[EXTRACTED DATA start]
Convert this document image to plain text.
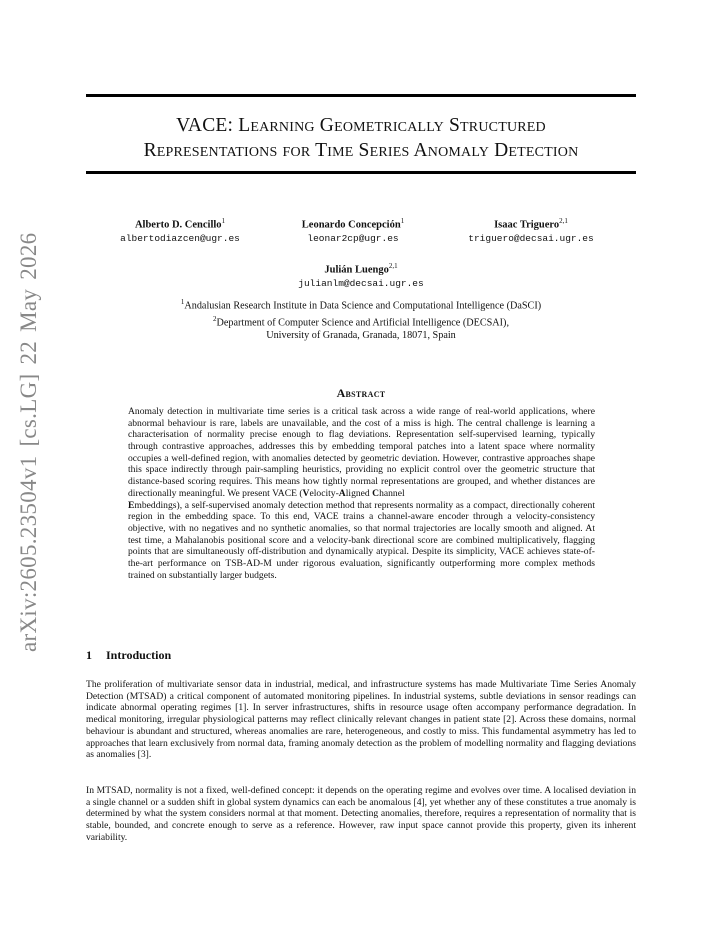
arXiv:2605.23504v1 [cs.LG] 22 May 2026
VACE: Learning Geometrically Structured
Representations for Time Series Anomaly Detection
Alberto D. Cencillo$^1$
albertodiazcen@ugr.es
Leonardo Concepción$^1$
leonar2cp@ugr.es
Isaac Triguero$^{2,1}$
triguero@decsai.ugr.es
Julián Luengo$^{2,1}$
julianlm@decsai.ugr.es
$^1$Andalusian Research Institute in Data Science and Computational Intelligence (DaSCI)
$^2$Department of Computer Science and Artificial Intelligence (DECSAI),
University of Granada, Granada, 18071, Spain
Abstract
Anomaly detection in multivariate time series is a critical task across a wide range of real-world applications, where abnormal behaviour is rare, labels are unavailable, and the cost of a miss is high. The central challenge is learning a characterisation of normality precise enough to flag deviations. Representation self-supervised learning, typically through contrastive approaches, addresses this by embedding temporal patches into a latent space where normality occupies a well-defined region, with anomalies detected by geometric deviation. However, contrastive approaches shape this space indirectly through pair-sampling heuristics, providing no explicit control over the geometric structure that distance-based scoring requires. This means how tightly normal representations are grouped, and whether distances are directionally meaningful. We present VACE (Velocity-Aligned Channel
Embeddings), a self-supervised anomaly detection method that represents normality as a compact, directionally coherent region in the embedding space. To this end, VACE trains a channel-aware encoder through a velocity-consistency objective, with no negatives and no synthetic anomalies, so that normal trajectories are locally smooth and aligned. At test time, a Mahalanobis positional score and a velocity-bank directional score are combined multiplicatively, flagging points that are simultaneously off-distribution and dynamically atypical. Despite its simplicity, VACE achieves state-of-the-art performance on TSB-AD-M under rigorous evaluation, significantly outperforming more complex methods trained on substantially larger budgets.
1 Introduction
The proliferation of multivariate sensor data in industrial, medical, and infrastructure systems has made Multivariate Time Series Anomaly Detection (MTSAD) a critical component of automated monitoring pipelines. In industrial systems, subtle deviations in sensor readings can indicate abnormal operating regimes [1]. In server infrastructures, shifts in resource usage often accompany performance degradation. In medical monitoring, irregular physiological patterns may reflect clinically relevant changes in patient state [2]. Across these domains, normal behaviour is abundant and structured, whereas anomalies are rare, heterogeneous, and costly to miss. This fundamental asymmetry has led to approaches that learn exclusively from normal data, framing anomaly detection as the problem of modelling normality and flagging deviations as anomalies [3].
In MTSAD, normality is not a fixed, well-defined concept: it depends on the operating regime and evolves over time. A localised deviation in a single channel or a sudden shift in global system dynamics can each be anomalous [4], yet whether any of these constitutes a true anomaly is determined by what the system considers normal at that moment. Detecting anomalies, therefore, requires a representation of normality that is stable, bounded, and concrete enough to serve as a reference. However, raw input space cannot provide this property, given its inherent variability.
[EXTRACTED DATA end]
→ **GIVEN REQUEST**: Above are the records. Copy every line in them holding "Intelligence".

→ **REPLY**:
$^1$Andalusian Research Institute in Data Science and Computational Intelligence (DaSCI)
$^2$Department of Computer Science and Artificial Intelligence (DECSAI),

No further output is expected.